** Begin Data provided **

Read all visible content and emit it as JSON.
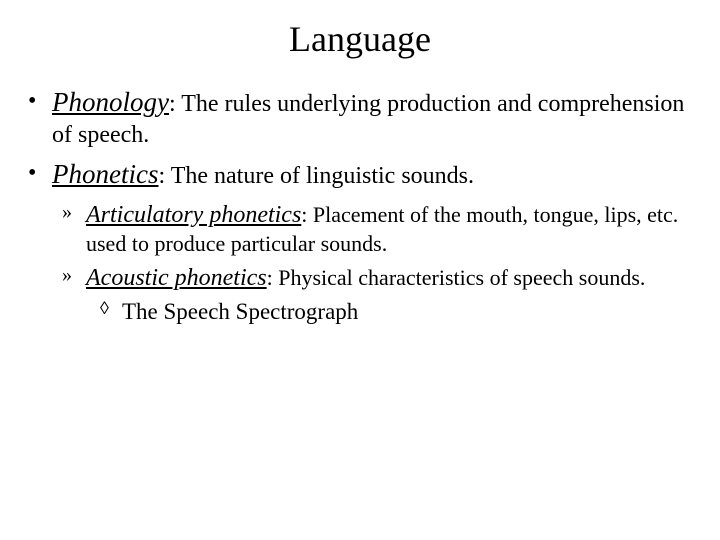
{
  "title": "Language",
  "bullets": [
    {
      "mark": "•",
      "term": "Phonology",
      "def": ": The rules underlying production and comprehension of speech."
    },
    {
      "mark": "•",
      "term": "Phonetics",
      "def": ": The nature of linguistic sounds.",
      "children": [
        {
          "mark": "»",
          "term": "Articulatory phonetics",
          "def": ": Placement of the mouth, tongue, lips, etc. used to produce particular sounds."
        },
        {
          "mark": "»",
          "term": "Acoustic phonetics",
          "def": ": Physical characteristics of speech sounds.",
          "children": [
            {
              "mark": "◊",
              "text": "The Speech Spectrograph"
            }
          ]
        }
      ]
    }
  ],
  "colors": {
    "background": "#ffffff",
    "text": "#000000"
  },
  "fonts": {
    "family": "Times New Roman",
    "title_size_pt": 36,
    "l1_size_pt": 24,
    "l2_size_pt": 22,
    "l3_size_pt": 23
  }
}
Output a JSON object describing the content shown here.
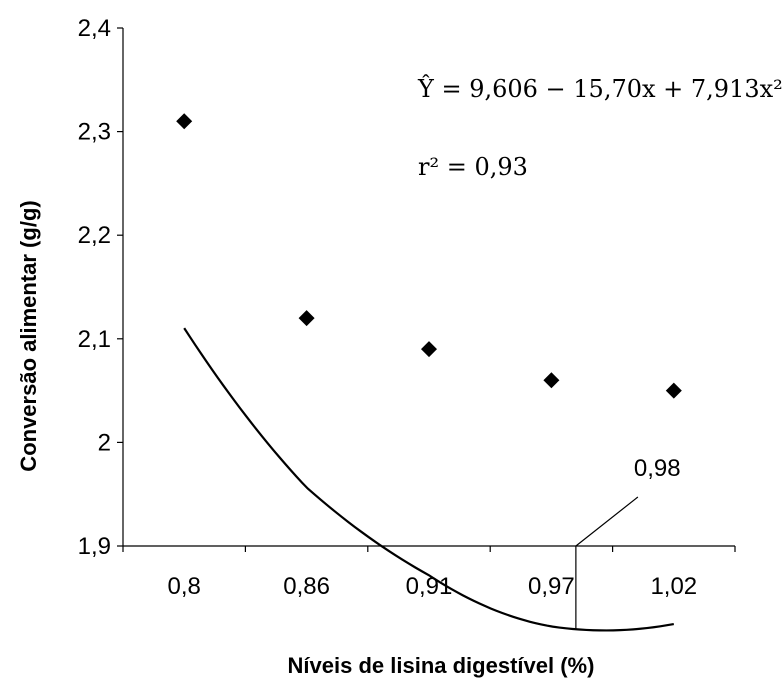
{
  "chart_data": {
    "type": "scatter",
    "xlabel": "Níveis de lisina digestível (%)",
    "ylabel": "Conversão alimentar (g/g)",
    "categories": [
      "0,8",
      "0,86",
      "0,91",
      "0,97",
      "1,02"
    ],
    "x": [
      0.8,
      0.86,
      0.91,
      0.97,
      1.02
    ],
    "series": [
      {
        "values": [
          2.31,
          2.12,
          2.09,
          2.06,
          2.05
        ],
        "color": "#000000",
        "marker": "diamond"
      }
    ],
    "fit": {
      "equation_text": "Ŷ = 9,606 − 15,70x + 7,913x²",
      "r2_text": "r² = 0,93",
      "coefficients": [
        9.606,
        -15.7,
        7.913
      ],
      "x_range": [
        0.8,
        1.02
      ],
      "optimum_x": 0.98,
      "optimum_label": "0,98"
    },
    "ylim": [
      1.9,
      2.4
    ],
    "yticks": [
      1.9,
      2.0,
      2.1,
      2.2,
      2.3,
      2.4
    ],
    "ytick_labels": [
      "1,9",
      "2",
      "2,1",
      "2,2",
      "2,3",
      "2,4"
    ],
    "grid": false,
    "legend": "none"
  }
}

** End Data provided **

▶ _Task requirements_: Each record above is to be restated exactly, with its pictures removed from the copy.

▶ _Result of this task_:
Read all visible content and emit it as JSON.
{
  "title": "Language",
  "bullets": [
    {
      "mark": "•",
      "term": "Phonology",
      "def": ": The rules underlying production and comprehension of speech."
    },
    {
      "mark": "•",
      "term": "Phonetics",
      "def": ": The nature of linguistic sounds.",
      "children": [
        {
          "mark": "»",
          "term": "Articulatory phonetics",
          "def": ": Placement of the mouth, tongue, lips, etc. used to produce particular sounds."
        },
        {
          "mark": "»",
          "term": "Acoustic phonetics",
          "def": ": Physical characteristics of speech sounds.",
          "children": [
            {
              "mark": "◊",
              "text": "The Speech Spectrograph"
            }
          ]
        }
      ]
    }
  ],
  "colors": {
    "background": "#ffffff",
    "text": "#000000"
  },
  "fonts": {
    "family": "Times New Roman",
    "title_size_pt": 36,
    "l1_size_pt": 24,
    "l2_size_pt": 22,
    "l3_size_pt": 23
  }
}
Output a JSON object describing the content shown here.
{
  "chart_data": {
    "type": "scatter",
    "xlabel": "Níveis de lisina digestível (%)",
    "ylabel": "Conversão alimentar (g/g)",
    "categories": [
      "0,8",
      "0,86",
      "0,91",
      "0,97",
      "1,02"
    ],
    "x": [
      0.8,
      0.86,
      0.91,
      0.97,
      1.02
    ],
    "series": [
      {
        "values": [
          2.31,
          2.12,
          2.09,
          2.06,
          2.05
        ],
        "color": "#000000",
        "marker": "diamond"
      }
    ],
    "fit": {
      "equation_text": "Ŷ = 9,606 − 15,70x + 7,913x²",
      "r2_text": "r² = 0,93",
      "coefficients": [
        9.606,
        -15.7,
        7.913
      ],
      "x_range": [
        0.8,
        1.02
      ],
      "optimum_x": 0.98,
      "optimum_label": "0,98"
    },
    "ylim": [
      1.9,
      2.4
    ],
    "yticks": [
      1.9,
      2.0,
      2.1,
      2.2,
      2.3,
      2.4
    ],
    "ytick_labels": [
      "1,9",
      "2",
      "2,1",
      "2,2",
      "2,3",
      "2,4"
    ],
    "grid": false,
    "legend": "none"
  }
}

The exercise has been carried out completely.